##### DATA IN THIS EXERCISE #####
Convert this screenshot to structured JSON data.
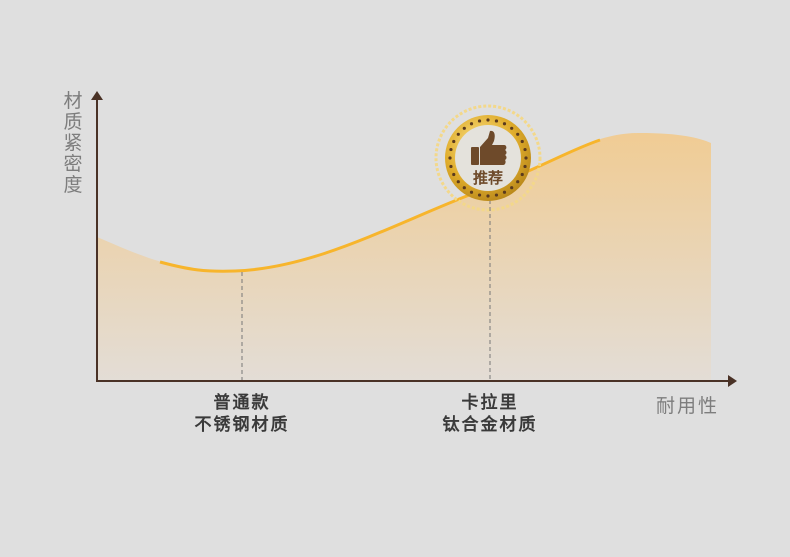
{
  "y_axis_label": "材质紧密度",
  "x_axis_label": "耐用性",
  "categories": [
    {
      "line1": "普通款",
      "line2": "不锈钢材质"
    },
    {
      "line1": "卡拉里",
      "line2": "钛合金材质"
    }
  ],
  "badge": {
    "label": "推荐",
    "icon": "thumbs-up-icon"
  },
  "colors": {
    "axis": "#4a3226",
    "curve": "#f7b52c",
    "fill_top": "#f0cc94",
    "fill_bottom": "#e3ddd6",
    "badge_gold": "#d9a520",
    "badge_text": "#6e4a2a"
  }
}
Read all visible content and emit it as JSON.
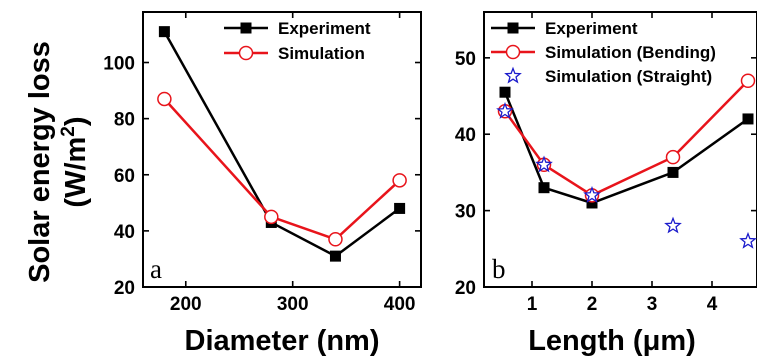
{
  "ylabel_line1": "Solar energy loss",
  "ylabel_line2_prefix": "(W/m",
  "ylabel_line2_sup": "2",
  "ylabel_line2_suffix": ")",
  "colors": {
    "experiment": "#000000",
    "simulation": "#e8141b",
    "straight": "#1c1ccc"
  },
  "chart_data": [
    {
      "type": "line",
      "panel_letter": "a",
      "xlabel": "Diameter (nm)",
      "ylabel": "Solar energy loss (W/m2)",
      "xlim": [
        160,
        420
      ],
      "ylim": [
        20,
        118
      ],
      "xticks": [
        200,
        300,
        400
      ],
      "yticks": [
        20,
        40,
        60,
        80,
        100
      ],
      "grid": false,
      "legend_position": "top-right",
      "series": [
        {
          "name": "Experiment",
          "marker": "filled-square",
          "color": "#000000",
          "x": [
            180,
            280,
            340,
            400
          ],
          "y": [
            111,
            43,
            31,
            48
          ]
        },
        {
          "name": "Simulation",
          "marker": "open-circle",
          "color": "#e8141b",
          "x": [
            180,
            280,
            340,
            400
          ],
          "y": [
            87,
            45,
            37,
            58
          ]
        }
      ]
    },
    {
      "type": "line",
      "panel_letter": "b",
      "xlabel": "Length (μm)",
      "ylabel": "Solar energy loss (W/m2)",
      "xlim": [
        0.2,
        4.75
      ],
      "ylim": [
        20,
        56
      ],
      "xticks": [
        1,
        2,
        3,
        4
      ],
      "yticks": [
        20,
        30,
        40,
        50
      ],
      "grid": false,
      "legend_position": "top",
      "series": [
        {
          "name": "Experiment",
          "marker": "filled-square",
          "color": "#000000",
          "line": true,
          "x": [
            0.55,
            1.2,
            2.0,
            3.35,
            4.6
          ],
          "y": [
            45.5,
            33,
            31,
            35,
            42
          ]
        },
        {
          "name": "Simulation (Bending)",
          "marker": "open-circle",
          "color": "#e8141b",
          "line": true,
          "x": [
            0.55,
            1.2,
            2.0,
            3.35,
            4.6
          ],
          "y": [
            43,
            36,
            32,
            37,
            47
          ]
        },
        {
          "name": "Simulation (Straight)",
          "marker": "open-star",
          "color": "#1c1ccc",
          "line": false,
          "x": [
            0.55,
            1.2,
            2.0,
            3.35,
            4.6
          ],
          "y": [
            43,
            36,
            32,
            28,
            26
          ]
        }
      ]
    }
  ]
}
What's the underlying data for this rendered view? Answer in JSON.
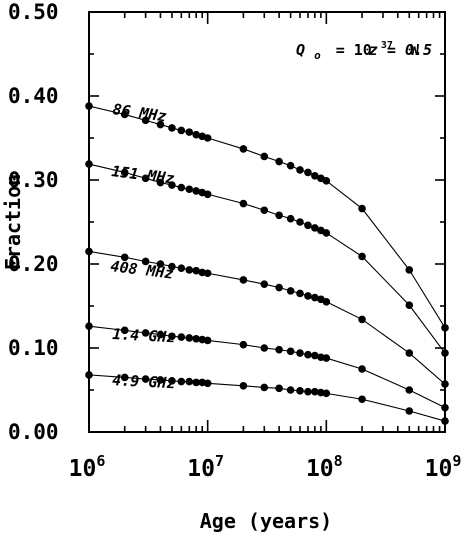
{
  "chart_data": {
    "type": "line",
    "xlabel": "Age (years)",
    "ylabel": "Fraction",
    "x_scale": "log",
    "xlim": [
      1000000,
      1000000000
    ],
    "ylim": [
      0,
      0.5
    ],
    "x_ticks": [
      "10^6",
      "10^7",
      "10^8",
      "10^9"
    ],
    "y_tick_labels": [
      "0.00",
      "0.10",
      "0.20",
      "0.30",
      "0.40",
      "0.50"
    ],
    "annotation": {
      "q_symbol": "Q",
      "q_subscript": "o",
      "q_eq": "= 10",
      "q_exp": "37",
      "q_unit": "W",
      "z_text": "z = 0.5"
    },
    "x": [
      1000000,
      2000000,
      3000000,
      4000000,
      5000000,
      6000000,
      7000000,
      8000000,
      9000000,
      10000000,
      20000000,
      30000000,
      40000000,
      50000000,
      60000000,
      70000000,
      80000000,
      90000000,
      100000000,
      200000000,
      500000000,
      1000000000
    ],
    "series": [
      {
        "name": "86 MHz",
        "values": [
          0.388,
          0.378,
          0.371,
          0.366,
          0.362,
          0.359,
          0.357,
          0.354,
          0.352,
          0.35,
          0.337,
          0.328,
          0.322,
          0.317,
          0.312,
          0.309,
          0.305,
          0.302,
          0.299,
          0.266,
          0.193,
          0.124
        ]
      },
      {
        "name": "151 MHz",
        "values": [
          0.319,
          0.309,
          0.302,
          0.297,
          0.294,
          0.291,
          0.289,
          0.287,
          0.285,
          0.283,
          0.272,
          0.264,
          0.258,
          0.254,
          0.25,
          0.246,
          0.243,
          0.24,
          0.237,
          0.209,
          0.151,
          0.094
        ]
      },
      {
        "name": "408 MHz",
        "values": [
          0.215,
          0.208,
          0.203,
          0.2,
          0.197,
          0.195,
          0.193,
          0.192,
          0.19,
          0.189,
          0.181,
          0.176,
          0.172,
          0.168,
          0.165,
          0.162,
          0.16,
          0.158,
          0.155,
          0.134,
          0.094,
          0.057
        ]
      },
      {
        "name": "1.4 GHz",
        "values": [
          0.126,
          0.121,
          0.118,
          0.116,
          0.114,
          0.113,
          0.112,
          0.111,
          0.11,
          0.109,
          0.104,
          0.1,
          0.098,
          0.096,
          0.094,
          0.092,
          0.091,
          0.089,
          0.088,
          0.075,
          0.05,
          0.029
        ]
      },
      {
        "name": "4.9 GHz",
        "values": [
          0.068,
          0.065,
          0.063,
          0.062,
          0.061,
          0.06,
          0.06,
          0.059,
          0.059,
          0.058,
          0.055,
          0.053,
          0.052,
          0.05,
          0.049,
          0.048,
          0.048,
          0.047,
          0.046,
          0.039,
          0.025,
          0.013
        ]
      }
    ],
    "grid": false,
    "legend": "inline labels above each curve"
  }
}
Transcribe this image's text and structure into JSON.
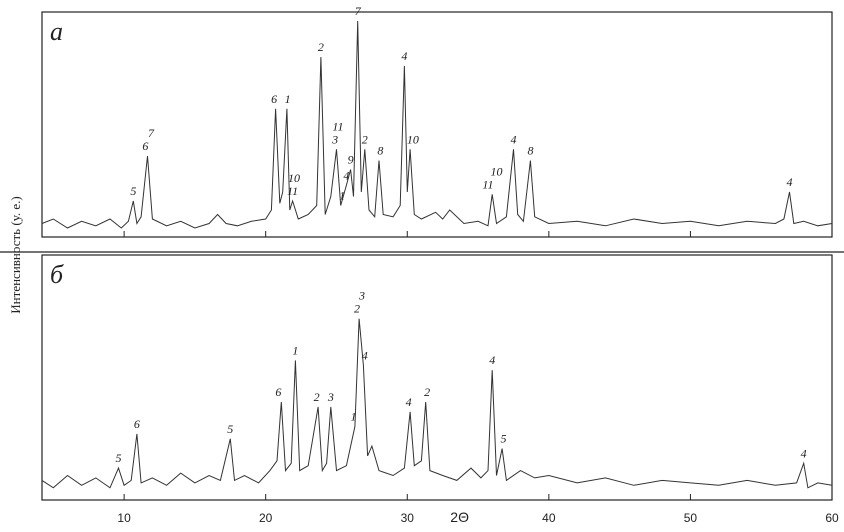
#####
### AIM
Set down the complete material exactly, but do not include the images.

### SOLUTION FOR THIS TASK
Convert this screenshot to structured JSON data.
{
  "y_axis_label": "材质紧密度",
  "x_axis_label": "耐用性",
  "categories": [
    {
      "line1": "普通款",
      "line2": "不锈钢材质"
    },
    {
      "line1": "卡拉里",
      "line2": "钛合金材质"
    }
  ],
  "badge": {
    "label": "推荐",
    "icon": "thumbs-up-icon"
  },
  "colors": {
    "axis": "#4a3226",
    "curve": "#f7b52c",
    "fill_top": "#f0cc94",
    "fill_bottom": "#e3ddd6",
    "badge_gold": "#d9a520",
    "badge_text": "#6e4a2a"
  }
}
Read all visible content and emit it as JSON.
{
  "ylabel_line1": "Solar energy loss",
  "ylabel_line2_prefix": "(W/m",
  "ylabel_line2_sup": "2",
  "ylabel_line2_suffix": ")",
  "colors": {
    "experiment": "#000000",
    "simulation": "#e8141b",
    "straight": "#1c1ccc"
  },
  "chart_data": [
    {
      "type": "line",
      "panel_letter": "a",
      "xlabel": "Diameter (nm)",
      "ylabel": "Solar energy loss (W/m2)",
      "xlim": [
        160,
        420
      ],
      "ylim": [
        20,
        118
      ],
      "xticks": [
        200,
        300,
        400
      ],
      "yticks": [
        20,
        40,
        60,
        80,
        100
      ],
      "grid": false,
      "legend_position": "top-right",
      "series": [
        {
          "name": "Experiment",
          "marker": "filled-square",
          "color": "#000000",
          "x": [
            180,
            280,
            340,
            400
          ],
          "y": [
            111,
            43,
            31,
            48
          ]
        },
        {
          "name": "Simulation",
          "marker": "open-circle",
          "color": "#e8141b",
          "x": [
            180,
            280,
            340,
            400
          ],
          "y": [
            87,
            45,
            37,
            58
          ]
        }
      ]
    },
    {
      "type": "line",
      "panel_letter": "b",
      "xlabel": "Length (μm)",
      "ylabel": "Solar energy loss (W/m2)",
      "xlim": [
        0.2,
        4.75
      ],
      "ylim": [
        20,
        56
      ],
      "xticks": [
        1,
        2,
        3,
        4
      ],
      "yticks": [
        20,
        30,
        40,
        50
      ],
      "grid": false,
      "legend_position": "top",
      "series": [
        {
          "name": "Experiment",
          "marker": "filled-square",
          "color": "#000000",
          "line": true,
          "x": [
            0.55,
            1.2,
            2.0,
            3.35,
            4.6
          ],
          "y": [
            45.5,
            33,
            31,
            35,
            42
          ]
        },
        {
          "name": "Simulation (Bending)",
          "marker": "open-circle",
          "color": "#e8141b",
          "line": true,
          "x": [
            0.55,
            1.2,
            2.0,
            3.35,
            4.6
          ],
          "y": [
            43,
            36,
            32,
            37,
            47
          ]
        },
        {
          "name": "Simulation (Straight)",
          "marker": "open-star",
          "color": "#1c1ccc",
          "line": false,
          "x": [
            0.55,
            1.2,
            2.0,
            3.35,
            4.6
          ],
          "y": [
            43,
            36,
            32,
            28,
            26
          ]
        }
      ]
    }
  ]
}
What's the underlying data for this rendered view? Answer in JSON.
{
  "chart_data": {
    "type": "line",
    "xlabel": "Age (years)",
    "ylabel": "Fraction",
    "x_scale": "log",
    "xlim": [
      1000000,
      1000000000
    ],
    "ylim": [
      0,
      0.5
    ],
    "x_ticks": [
      "10^6",
      "10^7",
      "10^8",
      "10^9"
    ],
    "y_tick_labels": [
      "0.00",
      "0.10",
      "0.20",
      "0.30",
      "0.40",
      "0.50"
    ],
    "annotation": {
      "q_symbol": "Q",
      "q_subscript": "o",
      "q_eq": "= 10",
      "q_exp": "37",
      "q_unit": "W",
      "z_text": "z = 0.5"
    },
    "x": [
      1000000,
      2000000,
      3000000,
      4000000,
      5000000,
      6000000,
      7000000,
      8000000,
      9000000,
      10000000,
      20000000,
      30000000,
      40000000,
      50000000,
      60000000,
      70000000,
      80000000,
      90000000,
      100000000,
      200000000,
      500000000,
      1000000000
    ],
    "series": [
      {
        "name": "86 MHz",
        "values": [
          0.388,
          0.378,
          0.371,
          0.366,
          0.362,
          0.359,
          0.357,
          0.354,
          0.352,
          0.35,
          0.337,
          0.328,
          0.322,
          0.317,
          0.312,
          0.309,
          0.305,
          0.302,
          0.299,
          0.266,
          0.193,
          0.124
        ]
      },
      {
        "name": "151 MHz",
        "values": [
          0.319,
          0.309,
          0.302,
          0.297,
          0.294,
          0.291,
          0.289,
          0.287,
          0.285,
          0.283,
          0.272,
          0.264,
          0.258,
          0.254,
          0.25,
          0.246,
          0.243,
          0.24,
          0.237,
          0.209,
          0.151,
          0.094
        ]
      },
      {
        "name": "408 MHz",
        "values": [
          0.215,
          0.208,
          0.203,
          0.2,
          0.197,
          0.195,
          0.193,
          0.192,
          0.19,
          0.189,
          0.181,
          0.176,
          0.172,
          0.168,
          0.165,
          0.162,
          0.16,
          0.158,
          0.155,
          0.134,
          0.094,
          0.057
        ]
      },
      {
        "name": "1.4 GHz",
        "values": [
          0.126,
          0.121,
          0.118,
          0.116,
          0.114,
          0.113,
          0.112,
          0.111,
          0.11,
          0.109,
          0.104,
          0.1,
          0.098,
          0.096,
          0.094,
          0.092,
          0.091,
          0.089,
          0.088,
          0.075,
          0.05,
          0.029
        ]
      },
      {
        "name": "4.9 GHz",
        "values": [
          0.068,
          0.065,
          0.063,
          0.062,
          0.061,
          0.06,
          0.06,
          0.059,
          0.059,
          0.058,
          0.055,
          0.053,
          0.052,
          0.05,
          0.049,
          0.048,
          0.048,
          0.047,
          0.046,
          0.039,
          0.025,
          0.013
        ]
      }
    ],
    "grid": false,
    "legend": "inline labels above each curve"
  }
}
Transcribe this image's text and structure into JSON.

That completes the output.